▸ **WRITTEN INSTRUCTION**: Look through the data below. Show each line where the string "Household" occurs.

(Data records)
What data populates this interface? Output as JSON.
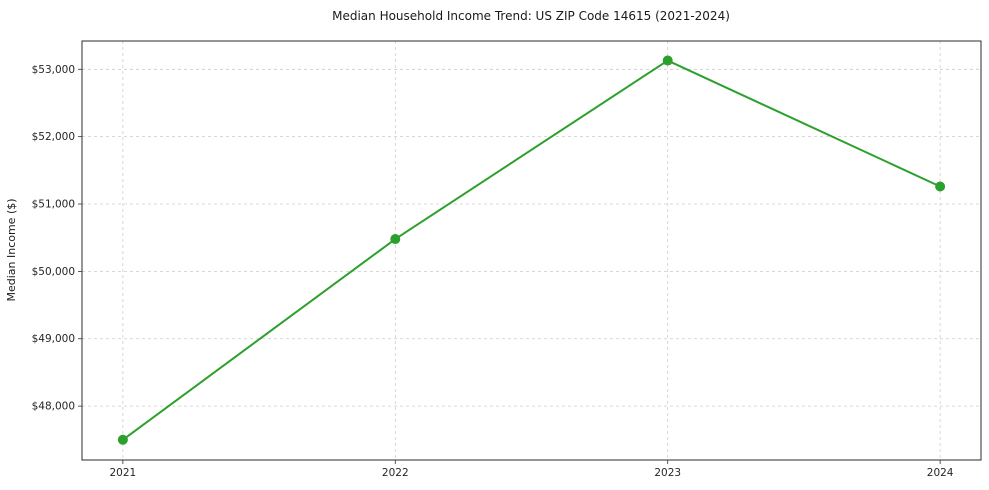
{
  "chart_data": {
    "type": "line",
    "title": "Median Household Income Trend: US ZIP Code 14615 (2021-2024)",
    "xlabel": "",
    "ylabel": "Median Income ($)",
    "x": [
      2021,
      2022,
      2023,
      2024
    ],
    "series": [
      {
        "name": "Median Household Income",
        "values": [
          47500,
          50480,
          53130,
          51260
        ],
        "color": "#2ca02c",
        "marker": "circle",
        "marker_radius": 5,
        "line_width": 2
      }
    ],
    "xlim": [
      2020.85,
      2024.15
    ],
    "ylim": [
      47200,
      53420
    ],
    "xtick_values": [
      2021,
      2022,
      2023,
      2024
    ],
    "xtick_labels": [
      "2021",
      "2022",
      "2023",
      "2024"
    ],
    "ytick_values": [
      48000,
      49000,
      50000,
      51000,
      52000,
      53000
    ],
    "ytick_labels": [
      "$48,000",
      "$49,000",
      "$50,000",
      "$51,000",
      "$52,000",
      "$53,000"
    ],
    "grid": true,
    "grid_style": "dashed",
    "grid_color": "#cccccc",
    "legend": "none",
    "background_color": "#ffffff"
  }
}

▸ **IN RESPONSE**:
    "title": "Median Household Income Trend: US ZIP Code 14615 (2021-2024)",
        "name": "Median Household Income",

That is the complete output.